··· Data lines ···

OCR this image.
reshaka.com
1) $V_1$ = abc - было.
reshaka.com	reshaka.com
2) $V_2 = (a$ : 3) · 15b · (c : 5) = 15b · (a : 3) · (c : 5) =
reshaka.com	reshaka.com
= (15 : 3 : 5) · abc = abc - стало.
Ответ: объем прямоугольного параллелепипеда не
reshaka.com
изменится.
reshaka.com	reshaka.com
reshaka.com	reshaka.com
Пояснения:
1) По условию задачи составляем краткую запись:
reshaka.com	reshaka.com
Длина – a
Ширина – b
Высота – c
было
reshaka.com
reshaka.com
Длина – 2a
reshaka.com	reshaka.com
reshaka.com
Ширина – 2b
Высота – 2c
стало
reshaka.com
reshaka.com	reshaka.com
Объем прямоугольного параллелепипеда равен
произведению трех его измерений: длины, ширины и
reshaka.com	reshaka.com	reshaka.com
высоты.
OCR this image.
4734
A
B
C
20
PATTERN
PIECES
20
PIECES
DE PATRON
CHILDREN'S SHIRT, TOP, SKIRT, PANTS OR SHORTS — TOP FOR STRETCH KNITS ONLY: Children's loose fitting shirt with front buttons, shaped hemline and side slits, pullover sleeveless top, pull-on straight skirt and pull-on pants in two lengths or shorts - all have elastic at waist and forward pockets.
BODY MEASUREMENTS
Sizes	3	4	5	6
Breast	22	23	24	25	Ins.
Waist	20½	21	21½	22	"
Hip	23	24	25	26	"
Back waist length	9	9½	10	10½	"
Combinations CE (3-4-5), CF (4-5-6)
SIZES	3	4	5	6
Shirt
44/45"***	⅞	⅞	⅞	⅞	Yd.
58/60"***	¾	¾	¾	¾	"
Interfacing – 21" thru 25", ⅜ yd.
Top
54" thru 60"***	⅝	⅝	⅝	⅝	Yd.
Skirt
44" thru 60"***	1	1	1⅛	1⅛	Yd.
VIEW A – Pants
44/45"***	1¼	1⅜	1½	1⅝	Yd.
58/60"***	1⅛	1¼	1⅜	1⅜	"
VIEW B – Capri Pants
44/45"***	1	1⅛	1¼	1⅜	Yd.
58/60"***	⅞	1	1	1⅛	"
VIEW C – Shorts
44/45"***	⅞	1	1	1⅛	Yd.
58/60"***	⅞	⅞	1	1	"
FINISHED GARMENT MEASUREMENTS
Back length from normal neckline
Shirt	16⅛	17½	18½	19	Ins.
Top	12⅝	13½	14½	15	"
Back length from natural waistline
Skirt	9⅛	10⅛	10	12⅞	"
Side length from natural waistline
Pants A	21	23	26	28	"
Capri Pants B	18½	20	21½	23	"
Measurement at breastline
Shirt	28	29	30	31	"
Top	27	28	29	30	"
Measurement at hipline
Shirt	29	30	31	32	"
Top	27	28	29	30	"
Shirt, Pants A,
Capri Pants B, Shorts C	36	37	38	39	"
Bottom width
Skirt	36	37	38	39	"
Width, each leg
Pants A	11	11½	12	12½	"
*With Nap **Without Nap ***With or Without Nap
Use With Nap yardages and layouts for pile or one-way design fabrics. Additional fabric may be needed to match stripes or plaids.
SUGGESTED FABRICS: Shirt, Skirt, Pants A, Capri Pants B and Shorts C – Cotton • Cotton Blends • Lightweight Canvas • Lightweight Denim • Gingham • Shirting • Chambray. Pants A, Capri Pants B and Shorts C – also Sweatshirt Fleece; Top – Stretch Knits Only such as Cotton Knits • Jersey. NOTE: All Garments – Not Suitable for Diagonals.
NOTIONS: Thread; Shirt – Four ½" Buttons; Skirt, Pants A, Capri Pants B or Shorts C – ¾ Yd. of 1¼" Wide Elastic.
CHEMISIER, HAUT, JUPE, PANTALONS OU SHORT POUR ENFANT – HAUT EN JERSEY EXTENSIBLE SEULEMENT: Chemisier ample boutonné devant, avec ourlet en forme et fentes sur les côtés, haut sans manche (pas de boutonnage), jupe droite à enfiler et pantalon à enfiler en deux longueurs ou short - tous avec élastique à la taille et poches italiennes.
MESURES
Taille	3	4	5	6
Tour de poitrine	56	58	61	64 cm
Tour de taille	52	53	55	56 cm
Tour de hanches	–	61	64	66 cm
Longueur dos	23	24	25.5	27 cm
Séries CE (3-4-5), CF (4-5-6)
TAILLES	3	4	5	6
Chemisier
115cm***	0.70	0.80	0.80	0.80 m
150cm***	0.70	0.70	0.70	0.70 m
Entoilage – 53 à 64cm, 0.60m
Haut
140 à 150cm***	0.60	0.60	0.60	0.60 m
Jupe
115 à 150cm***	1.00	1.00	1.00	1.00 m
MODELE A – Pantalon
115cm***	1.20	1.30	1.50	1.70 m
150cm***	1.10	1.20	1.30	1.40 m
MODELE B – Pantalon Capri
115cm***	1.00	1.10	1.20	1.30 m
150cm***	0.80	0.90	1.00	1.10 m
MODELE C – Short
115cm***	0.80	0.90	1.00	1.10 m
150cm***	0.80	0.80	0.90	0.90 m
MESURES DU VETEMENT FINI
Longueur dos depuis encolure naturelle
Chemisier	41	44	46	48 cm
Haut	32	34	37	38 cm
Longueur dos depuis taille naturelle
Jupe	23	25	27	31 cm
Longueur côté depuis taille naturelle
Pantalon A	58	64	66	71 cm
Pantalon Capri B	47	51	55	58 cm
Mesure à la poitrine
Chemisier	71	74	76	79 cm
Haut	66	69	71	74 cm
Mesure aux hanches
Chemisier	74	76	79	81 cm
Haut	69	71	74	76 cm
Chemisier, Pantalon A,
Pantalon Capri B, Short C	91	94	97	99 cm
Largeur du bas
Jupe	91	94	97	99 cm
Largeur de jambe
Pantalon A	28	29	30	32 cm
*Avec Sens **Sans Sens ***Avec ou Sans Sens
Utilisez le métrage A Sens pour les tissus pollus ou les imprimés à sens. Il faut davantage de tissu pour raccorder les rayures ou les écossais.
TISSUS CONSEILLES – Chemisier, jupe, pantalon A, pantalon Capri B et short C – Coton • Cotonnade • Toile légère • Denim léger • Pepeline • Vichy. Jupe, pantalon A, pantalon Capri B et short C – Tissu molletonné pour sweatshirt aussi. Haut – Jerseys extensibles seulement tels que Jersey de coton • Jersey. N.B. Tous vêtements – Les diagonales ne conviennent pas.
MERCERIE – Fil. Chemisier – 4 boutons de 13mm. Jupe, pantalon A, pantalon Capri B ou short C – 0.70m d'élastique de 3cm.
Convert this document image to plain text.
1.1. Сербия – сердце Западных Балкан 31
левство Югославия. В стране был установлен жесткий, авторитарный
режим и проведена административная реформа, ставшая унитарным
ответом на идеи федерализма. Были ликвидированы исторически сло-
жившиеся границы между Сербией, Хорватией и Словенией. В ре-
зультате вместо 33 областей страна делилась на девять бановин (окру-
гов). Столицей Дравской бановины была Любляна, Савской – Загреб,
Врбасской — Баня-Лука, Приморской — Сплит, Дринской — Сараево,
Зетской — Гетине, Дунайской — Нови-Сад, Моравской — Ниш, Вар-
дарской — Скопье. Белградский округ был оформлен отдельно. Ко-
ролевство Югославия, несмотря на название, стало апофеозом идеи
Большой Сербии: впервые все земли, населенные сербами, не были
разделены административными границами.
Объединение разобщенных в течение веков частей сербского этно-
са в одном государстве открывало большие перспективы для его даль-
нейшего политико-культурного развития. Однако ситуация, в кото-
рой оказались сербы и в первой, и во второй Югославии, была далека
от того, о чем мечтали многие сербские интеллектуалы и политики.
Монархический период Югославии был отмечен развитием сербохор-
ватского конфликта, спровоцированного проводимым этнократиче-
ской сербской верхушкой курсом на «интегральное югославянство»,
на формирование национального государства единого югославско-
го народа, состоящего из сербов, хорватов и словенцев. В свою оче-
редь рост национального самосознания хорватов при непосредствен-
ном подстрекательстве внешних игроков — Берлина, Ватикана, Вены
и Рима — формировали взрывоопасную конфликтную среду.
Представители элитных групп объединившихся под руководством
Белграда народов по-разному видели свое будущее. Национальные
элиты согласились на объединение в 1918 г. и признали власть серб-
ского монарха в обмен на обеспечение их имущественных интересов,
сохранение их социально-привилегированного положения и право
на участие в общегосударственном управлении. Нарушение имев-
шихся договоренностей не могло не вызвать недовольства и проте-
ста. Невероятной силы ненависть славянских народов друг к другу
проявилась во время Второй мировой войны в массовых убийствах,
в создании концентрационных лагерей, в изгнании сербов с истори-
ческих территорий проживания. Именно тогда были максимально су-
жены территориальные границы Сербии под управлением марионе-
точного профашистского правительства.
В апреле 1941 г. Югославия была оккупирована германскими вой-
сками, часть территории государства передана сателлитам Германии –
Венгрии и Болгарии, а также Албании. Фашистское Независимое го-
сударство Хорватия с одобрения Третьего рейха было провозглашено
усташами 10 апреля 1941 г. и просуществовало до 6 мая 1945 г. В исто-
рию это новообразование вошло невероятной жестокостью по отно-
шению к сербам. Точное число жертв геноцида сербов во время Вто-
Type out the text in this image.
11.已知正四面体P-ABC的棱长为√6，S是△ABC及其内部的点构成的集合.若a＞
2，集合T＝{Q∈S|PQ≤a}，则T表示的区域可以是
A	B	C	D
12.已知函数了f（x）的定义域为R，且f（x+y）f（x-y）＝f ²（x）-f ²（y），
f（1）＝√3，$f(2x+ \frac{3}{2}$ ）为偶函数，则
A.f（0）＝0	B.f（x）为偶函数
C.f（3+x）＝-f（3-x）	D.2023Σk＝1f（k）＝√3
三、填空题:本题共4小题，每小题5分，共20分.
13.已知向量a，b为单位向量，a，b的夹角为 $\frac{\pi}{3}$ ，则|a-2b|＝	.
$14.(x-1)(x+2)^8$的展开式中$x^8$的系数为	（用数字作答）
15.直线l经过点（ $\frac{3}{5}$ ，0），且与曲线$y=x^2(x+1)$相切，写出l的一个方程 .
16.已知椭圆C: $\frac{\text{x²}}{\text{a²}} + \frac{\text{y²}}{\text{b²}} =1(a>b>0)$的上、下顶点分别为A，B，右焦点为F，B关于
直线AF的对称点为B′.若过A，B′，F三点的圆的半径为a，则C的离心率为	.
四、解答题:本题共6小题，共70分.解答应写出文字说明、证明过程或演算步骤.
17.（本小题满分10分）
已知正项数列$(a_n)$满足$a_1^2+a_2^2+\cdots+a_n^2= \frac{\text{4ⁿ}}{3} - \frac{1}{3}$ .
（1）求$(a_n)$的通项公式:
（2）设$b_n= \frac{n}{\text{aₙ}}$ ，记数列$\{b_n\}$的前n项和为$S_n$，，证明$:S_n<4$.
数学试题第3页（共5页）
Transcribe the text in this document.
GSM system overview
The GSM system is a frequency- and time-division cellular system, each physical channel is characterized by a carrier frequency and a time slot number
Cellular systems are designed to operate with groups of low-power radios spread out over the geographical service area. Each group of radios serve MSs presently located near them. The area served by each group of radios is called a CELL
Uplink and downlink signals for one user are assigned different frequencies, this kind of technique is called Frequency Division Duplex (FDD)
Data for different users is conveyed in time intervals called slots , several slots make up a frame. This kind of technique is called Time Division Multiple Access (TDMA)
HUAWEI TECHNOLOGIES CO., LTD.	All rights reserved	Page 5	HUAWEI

···

◆ Challenge: Copy each line holding the word "была" from the listing above.

◆ Response:
гов). Столицей Дравской бановины была Любляна, Савской – Загреб,
рой оказались сербы и в первой, и во второй Югославии, была далека
В апреле 1941 г. Югославия была оккупирована германскими вой-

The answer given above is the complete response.